**BRIEF:**
Make an exact copy of all the records.

=-=-=-=-=

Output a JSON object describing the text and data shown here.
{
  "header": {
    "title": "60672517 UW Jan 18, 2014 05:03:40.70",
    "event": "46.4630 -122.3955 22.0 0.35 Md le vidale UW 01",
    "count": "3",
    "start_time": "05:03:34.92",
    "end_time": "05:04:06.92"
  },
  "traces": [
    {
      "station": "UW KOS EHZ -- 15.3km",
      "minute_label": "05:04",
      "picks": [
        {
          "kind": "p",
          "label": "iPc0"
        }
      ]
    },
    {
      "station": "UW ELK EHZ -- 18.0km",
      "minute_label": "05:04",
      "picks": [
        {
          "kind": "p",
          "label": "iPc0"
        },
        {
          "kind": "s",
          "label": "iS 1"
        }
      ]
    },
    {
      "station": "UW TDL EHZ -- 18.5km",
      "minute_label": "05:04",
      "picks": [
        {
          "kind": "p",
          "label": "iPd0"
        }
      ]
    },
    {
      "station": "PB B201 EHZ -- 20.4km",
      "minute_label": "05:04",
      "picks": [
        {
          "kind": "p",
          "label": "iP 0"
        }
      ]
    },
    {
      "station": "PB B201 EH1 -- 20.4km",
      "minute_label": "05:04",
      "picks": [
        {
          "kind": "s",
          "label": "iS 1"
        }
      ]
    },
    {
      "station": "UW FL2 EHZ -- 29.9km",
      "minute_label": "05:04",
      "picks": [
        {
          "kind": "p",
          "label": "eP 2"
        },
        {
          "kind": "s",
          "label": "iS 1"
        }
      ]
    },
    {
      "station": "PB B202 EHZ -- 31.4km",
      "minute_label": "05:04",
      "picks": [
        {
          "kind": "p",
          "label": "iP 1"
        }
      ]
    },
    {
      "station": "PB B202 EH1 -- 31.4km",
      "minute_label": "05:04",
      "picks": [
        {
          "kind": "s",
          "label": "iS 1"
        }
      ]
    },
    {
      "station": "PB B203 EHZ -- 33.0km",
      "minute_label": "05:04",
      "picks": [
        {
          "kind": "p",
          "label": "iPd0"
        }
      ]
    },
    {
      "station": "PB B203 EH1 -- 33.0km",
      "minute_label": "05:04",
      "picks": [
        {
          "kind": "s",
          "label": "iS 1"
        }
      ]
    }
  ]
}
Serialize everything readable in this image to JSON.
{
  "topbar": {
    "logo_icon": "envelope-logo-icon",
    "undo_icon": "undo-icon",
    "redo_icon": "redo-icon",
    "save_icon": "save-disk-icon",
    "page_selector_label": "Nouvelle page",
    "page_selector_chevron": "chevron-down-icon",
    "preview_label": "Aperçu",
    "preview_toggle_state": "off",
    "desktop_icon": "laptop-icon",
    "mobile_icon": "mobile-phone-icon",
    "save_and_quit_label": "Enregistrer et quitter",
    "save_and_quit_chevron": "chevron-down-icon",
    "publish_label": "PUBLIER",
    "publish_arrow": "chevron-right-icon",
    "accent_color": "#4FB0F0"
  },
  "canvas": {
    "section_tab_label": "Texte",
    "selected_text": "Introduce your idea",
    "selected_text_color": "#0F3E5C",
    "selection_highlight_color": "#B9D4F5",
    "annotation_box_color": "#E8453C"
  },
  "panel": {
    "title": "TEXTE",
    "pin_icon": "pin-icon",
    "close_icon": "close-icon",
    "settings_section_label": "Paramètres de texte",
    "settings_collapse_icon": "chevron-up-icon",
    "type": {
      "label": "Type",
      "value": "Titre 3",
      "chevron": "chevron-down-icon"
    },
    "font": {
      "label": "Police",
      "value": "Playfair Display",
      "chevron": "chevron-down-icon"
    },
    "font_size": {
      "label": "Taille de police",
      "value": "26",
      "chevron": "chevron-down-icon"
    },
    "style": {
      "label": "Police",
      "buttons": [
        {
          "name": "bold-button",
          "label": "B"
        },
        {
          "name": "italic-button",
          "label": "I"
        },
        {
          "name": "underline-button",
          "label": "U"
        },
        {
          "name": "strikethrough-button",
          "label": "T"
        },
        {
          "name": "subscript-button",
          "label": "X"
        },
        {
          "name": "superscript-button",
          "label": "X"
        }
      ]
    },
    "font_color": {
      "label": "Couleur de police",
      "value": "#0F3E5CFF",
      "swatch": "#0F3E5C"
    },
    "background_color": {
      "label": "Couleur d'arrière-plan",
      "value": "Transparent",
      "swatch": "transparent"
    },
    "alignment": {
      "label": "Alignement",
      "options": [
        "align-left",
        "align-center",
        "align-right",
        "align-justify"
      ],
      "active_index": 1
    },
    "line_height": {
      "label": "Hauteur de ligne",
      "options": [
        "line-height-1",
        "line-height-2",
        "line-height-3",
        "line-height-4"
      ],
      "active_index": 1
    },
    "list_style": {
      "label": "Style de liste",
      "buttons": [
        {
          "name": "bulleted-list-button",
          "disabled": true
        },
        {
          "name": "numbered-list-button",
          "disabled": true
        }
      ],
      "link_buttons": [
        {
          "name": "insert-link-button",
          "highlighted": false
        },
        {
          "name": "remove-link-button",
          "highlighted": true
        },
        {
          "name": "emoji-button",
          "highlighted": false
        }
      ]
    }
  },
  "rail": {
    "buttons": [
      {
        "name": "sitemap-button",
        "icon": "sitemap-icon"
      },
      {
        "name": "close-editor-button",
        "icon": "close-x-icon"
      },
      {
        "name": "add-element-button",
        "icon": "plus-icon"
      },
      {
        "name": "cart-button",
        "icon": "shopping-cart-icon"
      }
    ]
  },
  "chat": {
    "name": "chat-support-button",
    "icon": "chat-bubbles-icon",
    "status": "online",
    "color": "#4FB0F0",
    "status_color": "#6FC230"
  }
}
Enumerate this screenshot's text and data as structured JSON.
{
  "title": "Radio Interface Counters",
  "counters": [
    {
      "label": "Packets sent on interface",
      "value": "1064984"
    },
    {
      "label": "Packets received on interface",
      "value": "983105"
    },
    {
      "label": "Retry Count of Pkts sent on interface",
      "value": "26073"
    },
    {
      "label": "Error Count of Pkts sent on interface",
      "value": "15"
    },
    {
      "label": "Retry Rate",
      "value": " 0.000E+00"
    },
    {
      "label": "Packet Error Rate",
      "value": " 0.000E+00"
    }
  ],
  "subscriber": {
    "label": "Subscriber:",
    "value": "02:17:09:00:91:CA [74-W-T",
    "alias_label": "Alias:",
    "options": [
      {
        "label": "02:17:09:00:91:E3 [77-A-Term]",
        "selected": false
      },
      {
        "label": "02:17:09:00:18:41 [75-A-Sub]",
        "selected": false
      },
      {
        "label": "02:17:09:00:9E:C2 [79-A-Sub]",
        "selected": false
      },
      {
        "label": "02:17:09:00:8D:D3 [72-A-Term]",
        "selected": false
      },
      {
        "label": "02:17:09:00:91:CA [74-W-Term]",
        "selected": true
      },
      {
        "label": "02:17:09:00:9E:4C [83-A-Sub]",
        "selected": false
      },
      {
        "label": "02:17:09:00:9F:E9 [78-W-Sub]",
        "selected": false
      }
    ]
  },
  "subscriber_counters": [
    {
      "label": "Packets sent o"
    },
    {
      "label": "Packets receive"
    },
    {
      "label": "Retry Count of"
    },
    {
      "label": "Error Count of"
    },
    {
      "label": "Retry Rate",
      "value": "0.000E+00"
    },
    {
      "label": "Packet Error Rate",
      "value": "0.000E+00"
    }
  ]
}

=-=-=-=-=

**WRITTEN RESPONSE:**
Output a JSON object describing the text and data shown here.
{
  "header": {
    "title": "60672517 UW Jan 18, 2014 05:03:40.70",
    "event": "46.4630 -122.3955 22.0 0.35 Md le vidale UW 01",
    "count": "3",
    "start_time": "05:03:34.92",
    "end_time": "05:04:06.92"
  },
  "traces": [
    {
      "station": "UW KOS EHZ -- 15.3km",
      "minute_label": "05:04",
      "picks": [
        {
          "kind": "p",
          "label": "iPc0"
        }
      ]
    },
    {
      "station": "UW ELK EHZ -- 18.0km",
      "minute_label": "05:04",
      "picks": [
        {
          "kind": "p",
          "label": "iPc0"
        },
        {
          "kind": "s",
          "label": "iS 1"
        }
      ]
    },
    {
      "station": "UW TDL EHZ -- 18.5km",
      "minute_label": "05:04",
      "picks": [
        {
          "kind": "p",
          "label": "iPd0"
        }
      ]
    },
    {
      "station": "PB B201 EHZ -- 20.4km",
      "minute_label": "05:04",
      "picks": [
        {
          "kind": "p",
          "label": "iP 0"
        }
      ]
    },
    {
      "station": "PB B201 EH1 -- 20.4km",
      "minute_label": "05:04",
      "picks": [
        {
          "kind": "s",
          "label": "iS 1"
        }
      ]
    },
    {
      "station": "UW FL2 EHZ -- 29.9km",
      "minute_label": "05:04",
      "picks": [
        {
          "kind": "p",
          "label": "eP 2"
        },
        {
          "kind": "s",
          "label": "iS 1"
        }
      ]
    },
    {
      "station": "PB B202 EHZ -- 31.4km",
      "minute_label": "05:04",
      "picks": [
        {
          "kind": "p",
          "label": "iP 1"
        }
      ]
    },
    {
      "station": "PB B202 EH1 -- 31.4km",
      "minute_label": "05:04",
      "picks": [
        {
          "kind": "s",
          "label": "iS 1"
        }
      ]
    },
    {
      "station": "PB B203 EHZ -- 33.0km",
      "minute_label": "05:04",
      "picks": [
        {
          "kind": "p",
          "label": "iPd0"
        }
      ]
    },
    {
      "station": "PB B203 EH1 -- 33.0km",
      "minute_label": "05:04",
      "picks": [
        {
          "kind": "s",
          "label": "iS 1"
        }
      ]
    }
  ]
}
Serialize everything readable in this image to JSON.
{
  "topbar": {
    "logo_icon": "envelope-logo-icon",
    "undo_icon": "undo-icon",
    "redo_icon": "redo-icon",
    "save_icon": "save-disk-icon",
    "page_selector_label": "Nouvelle page",
    "page_selector_chevron": "chevron-down-icon",
    "preview_label": "Aperçu",
    "preview_toggle_state": "off",
    "desktop_icon": "laptop-icon",
    "mobile_icon": "mobile-phone-icon",
    "save_and_quit_label": "Enregistrer et quitter",
    "save_and_quit_chevron": "chevron-down-icon",
    "publish_label": "PUBLIER",
    "publish_arrow": "chevron-right-icon",
    "accent_color": "#4FB0F0"
  },
  "canvas": {
    "section_tab_label": "Texte",
    "selected_text": "Introduce your idea",
    "selected_text_color": "#0F3E5C",
    "selection_highlight_color": "#B9D4F5",
    "annotation_box_color": "#E8453C"
  },
  "panel": {
    "title": "TEXTE",
    "pin_icon": "pin-icon",
    "close_icon": "close-icon",
    "settings_section_label": "Paramètres de texte",
    "settings_collapse_icon": "chevron-up-icon",
    "type": {
      "label": "Type",
      "value": "Titre 3",
      "chevron": "chevron-down-icon"
    },
    "font": {
      "label": "Police",
      "value": "Playfair Display",
      "chevron": "chevron-down-icon"
    },
    "font_size": {
      "label": "Taille de police",
      "value": "26",
      "chevron": "chevron-down-icon"
    },
    "style": {
      "label": "Police",
      "buttons": [
        {
          "name": "bold-button",
          "label": "B"
        },
        {
          "name": "italic-button",
          "label": "I"
        },
        {
          "name": "underline-button",
          "label": "U"
        },
        {
          "name": "strikethrough-button",
          "label": "T"
        },
        {
          "name": "subscript-button",
          "label": "X"
        },
        {
          "name": "superscript-button",
          "label": "X"
        }
      ]
    },
    "font_color": {
      "label": "Couleur de police",
      "value": "#0F3E5CFF",
      "swatch": "#0F3E5C"
    },
    "background_color": {
      "label": "Couleur d'arrière-plan",
      "value": "Transparent",
      "swatch": "transparent"
    },
    "alignment": {
      "label": "Alignement",
      "options": [
        "align-left",
        "align-center",
        "align-right",
        "align-justify"
      ],
      "active_index": 1
    },
    "line_height": {
      "label": "Hauteur de ligne",
      "options": [
        "line-height-1",
        "line-height-2",
        "line-height-3",
        "line-height-4"
      ],
      "active_index": 1
    },
    "list_style": {
      "label": "Style de liste",
      "buttons": [
        {
          "name": "bulleted-list-button",
          "disabled": true
        },
        {
          "name": "numbered-list-button",
          "disabled": true
        }
      ],
      "link_buttons": [
        {
          "name": "insert-link-button",
          "highlighted": false
        },
        {
          "name": "remove-link-button",
          "highlighted": true
        },
        {
          "name": "emoji-button",
          "highlighted": false
        }
      ]
    }
  },
  "rail": {
    "buttons": [
      {
        "name": "sitemap-button",
        "icon": "sitemap-icon"
      },
      {
        "name": "close-editor-button",
        "icon": "close-x-icon"
      },
      {
        "name": "add-element-button",
        "icon": "plus-icon"
      },
      {
        "name": "cart-button",
        "icon": "shopping-cart-icon"
      }
    ]
  },
  "chat": {
    "name": "chat-support-button",
    "icon": "chat-bubbles-icon",
    "status": "online",
    "color": "#4FB0F0",
    "status_color": "#6FC230"
  }
}
Enumerate this screenshot's text and data as structured JSON.
{
  "title": "Radio Interface Counters",
  "counters": [
    {
      "label": "Packets sent on interface",
      "value": "1064984"
    },
    {
      "label": "Packets received on interface",
      "value": "983105"
    },
    {
      "label": "Retry Count of Pkts sent on interface",
      "value": "26073"
    },
    {
      "label": "Error Count of Pkts sent on interface",
      "value": "15"
    },
    {
      "label": "Retry Rate",
      "value": " 0.000E+00"
    },
    {
      "label": "Packet Error Rate",
      "value": " 0.000E+00"
    }
  ],
  "subscriber": {
    "label": "Subscriber:",
    "value": "02:17:09:00:91:CA [74-W-T",
    "alias_label": "Alias:",
    "options": [
      {
        "label": "02:17:09:00:91:E3 [77-A-Term]",
        "selected": false
      },
      {
        "label": "02:17:09:00:18:41 [75-A-Sub]",
        "selected": false
      },
      {
        "label": "02:17:09:00:9E:C2 [79-A-Sub]",
        "selected": false
      },
      {
        "label": "02:17:09:00:8D:D3 [72-A-Term]",
        "selected": false
      },
      {
        "label": "02:17:09:00:91:CA [74-W-Term]",
        "selected": true
      },
      {
        "label": "02:17:09:00:9E:4C [83-A-Sub]",
        "selected": false
      },
      {
        "label": "02:17:09:00:9F:E9 [78-W-Sub]",
        "selected": false
      }
    ]
  },
  "subscriber_counters": [
    {
      "label": "Packets sent o"
    },
    {
      "label": "Packets receive"
    },
    {
      "label": "Retry Count of"
    },
    {
      "label": "Error Count of"
    },
    {
      "label": "Retry Rate",
      "value": "0.000E+00"
    },
    {
      "label": "Packet Error Rate",
      "value": "0.000E+00"
    }
  ]
}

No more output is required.